_LESETEXT_
Selbstporträt in der Rolle des Midas-Green, einer Gestalt aus „Midas oder die Schwarze Leinwand“, Filzstift auf Papier, 1984. Sammlung Centre Dürrenmatt Neuchâtel © CDN, Schweizerische Eidgenossenschaft
Von Ingeborg Salomon
Heidelberg. Das Beste kommt zum Schluss: Besucher, die die Ausstellung "Friedrich Dürrenmatt – Karikaturen", die an diesem Sonntag im Kurpfälzischen Museum (KMH) eröffnet wird, durchschritten haben, landen am Ende vor der Toilette, die der Dichter in seinem Haus in Neuchâtel ausgestaltet hat. Und wer auf dem Toilettendeckel Platz nimmt – was bei den geltenden Hygienebestimmungen erlaubt ist – kann in aller Ruhe ein Fresko aus farbenfreudigen Figuren studieren, die dem Gast schon in den gezeigten Bildern begegnet sind.

_VORLIEGENDE EINTRÄGE_

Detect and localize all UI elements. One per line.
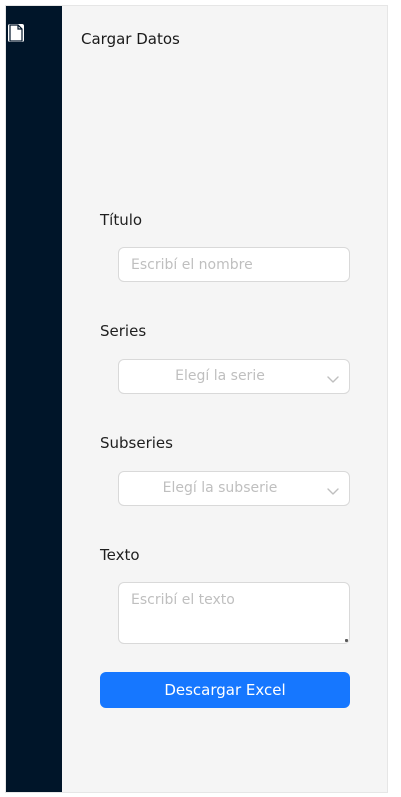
subseries-select-placeholder: Elegí la subserie bbox=[162, 480, 278, 496]
titulo-input[interactable] bbox=[119, 248, 349, 281]
titulo-input-wrapper bbox=[118, 247, 350, 282]
series-select[interactable]: Elegí la serie bbox=[118, 359, 350, 394]
series-select-placeholder: Elegí la serie bbox=[175, 368, 265, 384]
chevron-down-icon bbox=[327, 371, 339, 383]
resize-handle[interactable] bbox=[345, 639, 348, 642]
data-form: Título Series Elegí la serie Subseries E… bbox=[6, 6, 387, 792]
titulo-label: Título bbox=[100, 211, 143, 229]
download-excel-button[interactable]: Descargar Excel bbox=[100, 672, 350, 708]
texto-label: Texto bbox=[100, 546, 140, 564]
chevron-down-icon bbox=[327, 483, 339, 495]
subseries-select[interactable]: Elegí la subserie bbox=[118, 471, 350, 506]
app-window: Cargar Datos Título Series Elegí la seri… bbox=[5, 5, 388, 793]
series-label: Series bbox=[100, 322, 147, 340]
texto-textarea-wrapper bbox=[118, 582, 350, 644]
subseries-label: Subseries bbox=[100, 434, 173, 452]
texto-textarea[interactable] bbox=[119, 583, 349, 643]
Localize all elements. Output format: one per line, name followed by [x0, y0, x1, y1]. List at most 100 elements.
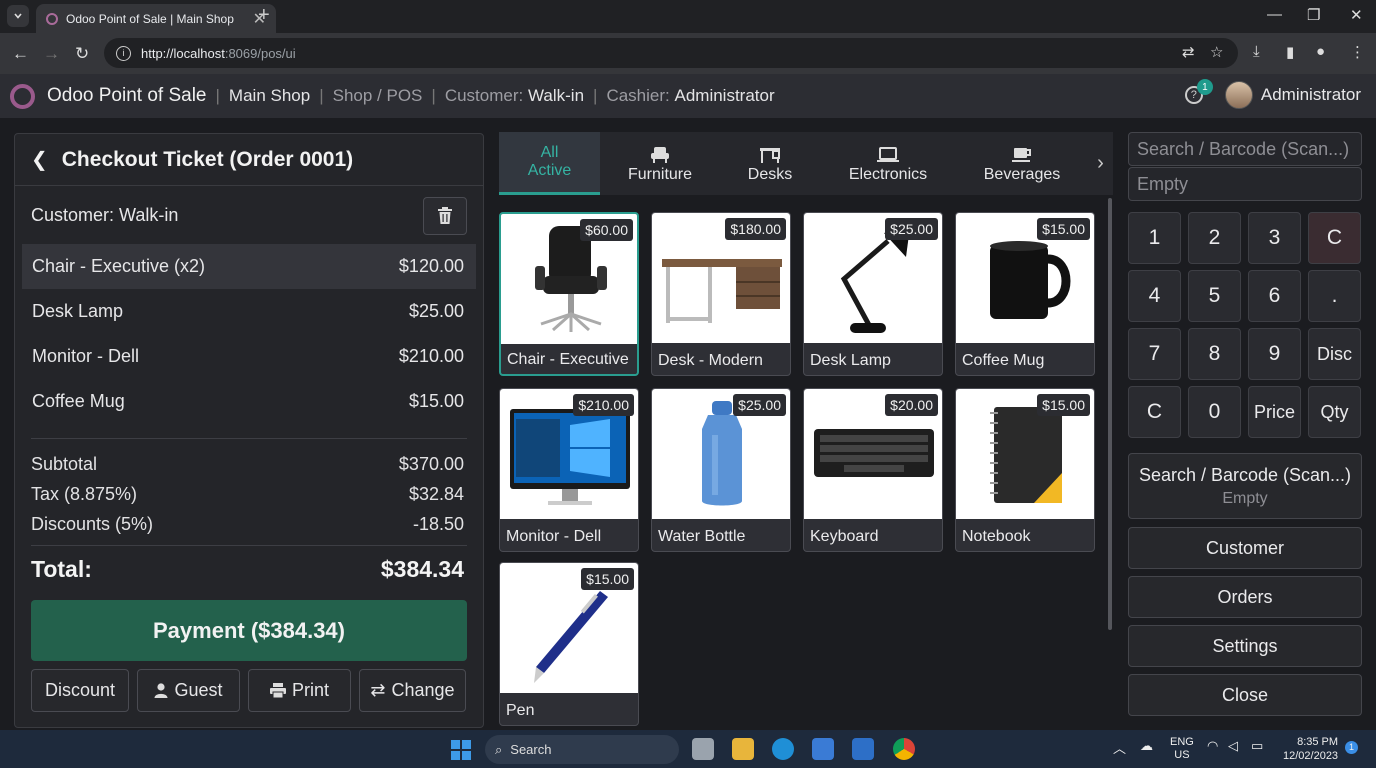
- browser-tab[interactable]: Odoo Point of Sale | Main Shop ✕: [36, 4, 276, 33]
- change-button[interactable]: ⇄ Change: [359, 669, 466, 712]
- windows-start-icon[interactable]: [451, 740, 471, 760]
- edge-browser-icon[interactable]: [772, 738, 794, 760]
- volume-icon[interactable]: ◁: [1228, 738, 1238, 754]
- tab-electronics[interactable]: Electronics: [820, 132, 956, 195]
- minimize-icon[interactable]: —: [1267, 6, 1282, 23]
- breadcrumb[interactable]: Shop / POS: [333, 86, 423, 106]
- search-barcode-input[interactable]: Search / Barcode (Scan...): [1128, 132, 1362, 166]
- search-barcode-button[interactable]: Search / Barcode (Scan...) Empty: [1128, 453, 1362, 519]
- product-card[interactable]: $210.00 Monitor - Dell: [499, 388, 639, 552]
- shop-name[interactable]: Main Shop: [229, 86, 310, 106]
- separator: |: [215, 86, 220, 105]
- wifi-icon[interactable]: ◠: [1207, 738, 1218, 754]
- site-info-icon[interactable]: i: [116, 45, 131, 61]
- customer-value[interactable]: Walk-in: [528, 86, 584, 106]
- profile-icon[interactable]: ●: [1316, 43, 1325, 60]
- user-name[interactable]: Administrator: [1261, 85, 1361, 105]
- menu-kebab-icon[interactable]: ⋮: [1350, 43, 1365, 61]
- notification-center-icon[interactable]: 1: [1345, 741, 1358, 754]
- chrome-icon[interactable]: [893, 738, 915, 760]
- language-indicator[interactable]: ENG US: [1170, 736, 1194, 762]
- key-clear[interactable]: C: [1308, 212, 1361, 264]
- clock[interactable]: 8:35 PM 12/02/2023: [1283, 735, 1338, 763]
- taskbar-search-label: Search: [510, 742, 552, 757]
- key-8[interactable]: 8: [1188, 328, 1241, 380]
- key-3[interactable]: 3: [1248, 212, 1301, 264]
- product-card[interactable]: $15.00 Coffee Mug: [955, 212, 1095, 376]
- tab-desks[interactable]: Desks: [720, 132, 820, 195]
- tab-beverages[interactable]: Beverages: [956, 132, 1088, 195]
- download-icon[interactable]: ⤓: [1253, 43, 1260, 60]
- lang-line1: ENG: [1170, 736, 1194, 748]
- tab-label: Beverages: [983, 165, 1061, 183]
- order-line[interactable]: Monitor - Dell $210.00: [22, 334, 476, 379]
- product-card[interactable]: $20.00 Keyboard: [803, 388, 943, 552]
- product-card[interactable]: $15.00 Notebook: [955, 388, 1095, 552]
- tab-label-line2: Active: [527, 162, 572, 179]
- key-price[interactable]: Price: [1248, 386, 1301, 438]
- key-1[interactable]: 1: [1128, 212, 1181, 264]
- taskbar-search[interactable]: ⌕ Search: [485, 735, 679, 764]
- restore-icon[interactable]: ❐: [1307, 6, 1320, 24]
- key-4[interactable]: 4: [1128, 270, 1181, 322]
- back-chevron-icon[interactable]: ❮: [31, 147, 48, 172]
- forward-arrow-icon[interactable]: →: [43, 44, 60, 64]
- back-arrow-icon[interactable]: ←: [12, 44, 29, 64]
- customer-button[interactable]: Customer: [1128, 527, 1362, 569]
- guest-button[interactable]: Guest: [137, 669, 240, 712]
- total-label: Total:: [31, 555, 92, 582]
- print-button[interactable]: Print: [248, 669, 351, 712]
- help-icon[interactable]: ? 1: [1184, 79, 1213, 104]
- discount-button[interactable]: Discount: [31, 669, 129, 712]
- key-7[interactable]: 7: [1128, 328, 1181, 380]
- chevron-right-icon[interactable]: ›: [1088, 132, 1113, 195]
- product-name: Desk - Modern: [658, 352, 763, 369]
- key-qty[interactable]: Qty: [1308, 386, 1361, 438]
- new-tab-button[interactable]: +: [258, 4, 270, 27]
- payment-button[interactable]: Payment ($384.34): [31, 600, 467, 661]
- product-card[interactable]: $25.00 Water Bottle: [651, 388, 791, 552]
- product-card[interactable]: $15.00 Pen: [499, 562, 639, 726]
- tab-furniture[interactable]: Furniture: [600, 132, 720, 195]
- order-line[interactable]: Desk Lamp $25.00: [22, 289, 476, 334]
- orders-button[interactable]: Orders: [1128, 576, 1362, 618]
- product-card[interactable]: $60.00 Chair - Executive: [499, 212, 639, 376]
- product-scrollbar[interactable]: [1108, 198, 1112, 630]
- chevron-up-icon[interactable]: ︿: [1113, 738, 1126, 757]
- ticket-customer-row[interactable]: Customer: Walk-in: [15, 186, 483, 244]
- key-0[interactable]: 0: [1188, 386, 1241, 438]
- settings-button[interactable]: Settings: [1128, 625, 1362, 667]
- key-c[interactable]: C: [1128, 386, 1181, 438]
- reload-icon[interactable]: ↻: [75, 44, 89, 64]
- key-6[interactable]: 6: [1248, 270, 1301, 322]
- order-line[interactable]: Chair - Executive (x2) $120.00: [22, 244, 476, 289]
- translate-icon[interactable]: ⇄: [1182, 43, 1195, 61]
- delete-order-button[interactable]: [423, 197, 467, 235]
- tab-all-active[interactable]: All Active: [499, 132, 600, 195]
- url-input[interactable]: i http://localhost:8069/pos/ui: [104, 38, 1238, 68]
- mail-icon[interactable]: [852, 738, 874, 760]
- cloud-icon[interactable]: ☁: [1140, 738, 1153, 754]
- sidebar-icon[interactable]: ▮: [1286, 43, 1294, 61]
- key-decimal[interactable]: .: [1308, 270, 1361, 322]
- bookmark-star-icon[interactable]: ☆: [1210, 43, 1223, 61]
- tab-search-dropdown[interactable]: [7, 5, 29, 27]
- product-card[interactable]: $180.00 Desk - Modern: [651, 212, 791, 376]
- battery-icon[interactable]: ▭: [1251, 738, 1263, 754]
- key-disc[interactable]: Disc: [1308, 328, 1361, 380]
- avatar[interactable]: [1224, 81, 1253, 109]
- close-window-icon[interactable]: ✕: [1350, 6, 1363, 24]
- key-2[interactable]: 2: [1188, 212, 1241, 264]
- task-view-icon[interactable]: [692, 738, 714, 760]
- search-barcode-label: Search / Barcode (Scan...): [1138, 464, 1352, 485]
- key-9[interactable]: 9: [1248, 328, 1301, 380]
- store-icon[interactable]: [812, 738, 834, 760]
- trash-icon: [438, 207, 452, 224]
- cashier-value[interactable]: Administrator: [675, 86, 775, 106]
- product-name: Desk Lamp: [810, 352, 891, 369]
- close-button[interactable]: Close: [1128, 674, 1362, 716]
- key-5[interactable]: 5: [1188, 270, 1241, 322]
- file-explorer-icon[interactable]: [732, 738, 754, 760]
- order-line[interactable]: Coffee Mug $15.00: [22, 379, 476, 424]
- product-card[interactable]: $25.00 Desk Lamp: [803, 212, 943, 376]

_PFLICHTAUFGABEN_
- A) In welchem Museum wird die Dürrenmatt-Ausstellung laut dem Lesetext eröffnet?
- B) Führe alle Angaben auf, die die Bildunterschrift im Lesetext zum Selbstporträt macht: dargestellte Rolle, Technik, Entstehungsjahr, Sammlung und Rechteinhaber.
- C) Schreibe den Lesetext über die Dürrenmatt-Ausstellung im Anschluss an seinen letzten Satz weiter.

_LÖSUNGEN_
- A) Im Kurpfälzischen Museum (KMH) in Heidelberg.

- B)
- Rolle: Midas-Green, eine Gestalt aus „Midas oder die Schwarze Leinwand“
- Technik: Filzstift auf Papier
- Entstehungsjahr: 1984
- Sammlung: Centre Dürrenmatt Neuchâtel
- Rechteinhaber: © CDN, Schweizerische Eidgenossenschaft

- C)
Ein bärtiger Herkules, geflügelte Engel und verkappte Päpste geben sich ein Stelldichein in der "Sixtinischen Kapelle", wie Dürrenmatt sein Örtchen nannte. Typisch Dürrenmatt, möchte man denken, denn skurrile Gestalten, gezeichnet mit spitzer Feder oder einem dicken Filzstift, sind eine Spezialität des Dichters, dessen 30. Todestag sich am 14. Dezember jährt, dicht gefolgt von seinem 100. Geburtstag am 5. Januar 2021.
Kopf des Herkules, Detail aus dem Toilettenraum in Dürrenmatts Wohnhaus, Wandfarben auf Putz, nach 1960. Centre Dürrenmatt Neuchâtel © CDN, Schweizerische EidgenossenschaftRund 100 Exponate konnte das KMH ausleihen. Die meisten stammen aus dem Bestand des Centre Dürrenmatt, das seit 20 Jahren im früheren Wohnhaus des Schriftstellers in Neuchâtel an Leben und Werk des großartigen Dichters erinnert. Kuratiert hat die Schau Régine Bonnefoit, Professorin an der Universität Neuchâtel, in Zusammenarbeit mit dem Kurator der Graphischen Sammlung des KMH, Josua Walbrodt. Im Mai 2018 haben Museumsdirektor Dr. Frieder Hepp und Régine Bonnefoit erste Gespräche geführt, jetzt sind beide glücklich, dass die Ausstellung auch unter Corona-Bedingungen eröffnet werden kann.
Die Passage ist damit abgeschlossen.